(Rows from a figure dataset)
........
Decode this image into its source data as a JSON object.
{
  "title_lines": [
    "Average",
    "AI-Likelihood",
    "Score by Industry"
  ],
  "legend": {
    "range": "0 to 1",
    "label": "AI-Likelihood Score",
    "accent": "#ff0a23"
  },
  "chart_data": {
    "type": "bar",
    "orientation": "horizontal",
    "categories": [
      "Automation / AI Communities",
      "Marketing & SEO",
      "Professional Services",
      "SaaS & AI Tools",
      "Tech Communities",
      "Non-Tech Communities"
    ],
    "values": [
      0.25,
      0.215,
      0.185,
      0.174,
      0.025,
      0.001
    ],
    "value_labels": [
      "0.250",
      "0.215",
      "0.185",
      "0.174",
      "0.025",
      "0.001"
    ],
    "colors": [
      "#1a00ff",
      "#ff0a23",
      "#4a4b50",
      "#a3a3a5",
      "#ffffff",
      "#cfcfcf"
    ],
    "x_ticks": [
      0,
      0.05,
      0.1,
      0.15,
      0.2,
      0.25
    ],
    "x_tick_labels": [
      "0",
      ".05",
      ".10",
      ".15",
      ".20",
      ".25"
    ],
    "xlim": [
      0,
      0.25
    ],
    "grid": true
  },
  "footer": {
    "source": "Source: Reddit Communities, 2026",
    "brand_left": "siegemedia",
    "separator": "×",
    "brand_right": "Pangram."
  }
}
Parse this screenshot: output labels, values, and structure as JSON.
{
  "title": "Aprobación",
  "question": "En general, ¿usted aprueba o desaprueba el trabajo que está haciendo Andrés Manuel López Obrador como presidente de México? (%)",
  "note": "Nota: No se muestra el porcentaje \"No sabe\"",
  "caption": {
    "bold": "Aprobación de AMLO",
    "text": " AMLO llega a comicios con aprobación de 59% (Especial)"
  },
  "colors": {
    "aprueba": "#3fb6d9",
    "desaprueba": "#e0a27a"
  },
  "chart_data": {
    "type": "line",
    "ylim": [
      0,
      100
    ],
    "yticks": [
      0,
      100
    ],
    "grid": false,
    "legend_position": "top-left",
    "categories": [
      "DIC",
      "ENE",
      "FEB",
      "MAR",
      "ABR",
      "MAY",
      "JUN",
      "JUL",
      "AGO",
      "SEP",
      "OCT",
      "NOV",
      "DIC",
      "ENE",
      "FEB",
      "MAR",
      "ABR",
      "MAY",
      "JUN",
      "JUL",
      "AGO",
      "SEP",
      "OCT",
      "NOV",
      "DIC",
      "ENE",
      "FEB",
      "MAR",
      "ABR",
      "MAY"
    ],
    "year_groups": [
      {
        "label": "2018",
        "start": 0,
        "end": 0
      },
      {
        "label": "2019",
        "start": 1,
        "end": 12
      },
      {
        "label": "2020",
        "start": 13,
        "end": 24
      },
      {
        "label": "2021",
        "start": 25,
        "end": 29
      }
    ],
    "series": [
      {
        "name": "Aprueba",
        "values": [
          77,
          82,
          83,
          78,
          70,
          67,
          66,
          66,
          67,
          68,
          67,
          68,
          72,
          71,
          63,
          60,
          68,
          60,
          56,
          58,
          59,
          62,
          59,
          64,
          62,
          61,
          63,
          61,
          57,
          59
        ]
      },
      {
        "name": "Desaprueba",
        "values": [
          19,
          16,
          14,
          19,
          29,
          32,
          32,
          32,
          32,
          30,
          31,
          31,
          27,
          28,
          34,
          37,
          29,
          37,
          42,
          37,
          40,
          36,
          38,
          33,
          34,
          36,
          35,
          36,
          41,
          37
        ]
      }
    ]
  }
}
........
» Problem
Each entry above is to be printed again exactly.

» Answer for the task
Decode this image into its source data as a JSON object.
{
  "title_lines": [
    "Average",
    "AI-Likelihood",
    "Score by Industry"
  ],
  "legend": {
    "range": "0 to 1",
    "label": "AI-Likelihood Score",
    "accent": "#ff0a23"
  },
  "chart_data": {
    "type": "bar",
    "orientation": "horizontal",
    "categories": [
      "Automation / AI Communities",
      "Marketing & SEO",
      "Professional Services",
      "SaaS & AI Tools",
      "Tech Communities",
      "Non-Tech Communities"
    ],
    "values": [
      0.25,
      0.215,
      0.185,
      0.174,
      0.025,
      0.001
    ],
    "value_labels": [
      "0.250",
      "0.215",
      "0.185",
      "0.174",
      "0.025",
      "0.001"
    ],
    "colors": [
      "#1a00ff",
      "#ff0a23",
      "#4a4b50",
      "#a3a3a5",
      "#ffffff",
      "#cfcfcf"
    ],
    "x_ticks": [
      0,
      0.05,
      0.1,
      0.15,
      0.2,
      0.25
    ],
    "x_tick_labels": [
      "0",
      ".05",
      ".10",
      ".15",
      ".20",
      ".25"
    ],
    "xlim": [
      0,
      0.25
    ],
    "grid": true
  },
  "footer": {
    "source": "Source: Reddit Communities, 2026",
    "brand_left": "siegemedia",
    "separator": "×",
    "brand_right": "Pangram."
  }
}
Parse this screenshot: output labels, values, and structure as JSON.
{
  "title": "Aprobación",
  "question": "En general, ¿usted aprueba o desaprueba el trabajo que está haciendo Andrés Manuel López Obrador como presidente de México? (%)",
  "note": "Nota: No se muestra el porcentaje \"No sabe\"",
  "caption": {
    "bold": "Aprobación de AMLO",
    "text": " AMLO llega a comicios con aprobación de 59% (Especial)"
  },
  "colors": {
    "aprueba": "#3fb6d9",
    "desaprueba": "#e0a27a"
  },
  "chart_data": {
    "type": "line",
    "ylim": [
      0,
      100
    ],
    "yticks": [
      0,
      100
    ],
    "grid": false,
    "legend_position": "top-left",
    "categories": [
      "DIC",
      "ENE",
      "FEB",
      "MAR",
      "ABR",
      "MAY",
      "JUN",
      "JUL",
      "AGO",
      "SEP",
      "OCT",
      "NOV",
      "DIC",
      "ENE",
      "FEB",
      "MAR",
      "ABR",
      "MAY",
      "JUN",
      "JUL",
      "AGO",
      "SEP",
      "OCT",
      "NOV",
      "DIC",
      "ENE",
      "FEB",
      "MAR",
      "ABR",
      "MAY"
    ],
    "year_groups": [
      {
        "label": "2018",
        "start": 0,
        "end": 0
      },
      {
        "label": "2019",
        "start": 1,
        "end": 12
      },
      {
        "label": "2020",
        "start": 13,
        "end": 24
      },
      {
        "label": "2021",
        "start": 25,
        "end": 29
      }
    ],
    "series": [
      {
        "name": "Aprueba",
        "values": [
          77,
          82,
          83,
          78,
          70,
          67,
          66,
          66,
          67,
          68,
          67,
          68,
          72,
          71,
          63,
          60,
          68,
          60,
          56,
          58,
          59,
          62,
          59,
          64,
          62,
          61,
          63,
          61,
          57,
          59
        ]
      },
      {
        "name": "Desaprueba",
        "values": [
          19,
          16,
          14,
          19,
          29,
          32,
          32,
          32,
          32,
          30,
          31,
          31,
          27,
          28,
          34,
          37,
          29,
          37,
          42,
          37,
          40,
          36,
          38,
          33,
          34,
          36,
          35,
          36,
          41,
          37
        ]
      }
    ]
  }
}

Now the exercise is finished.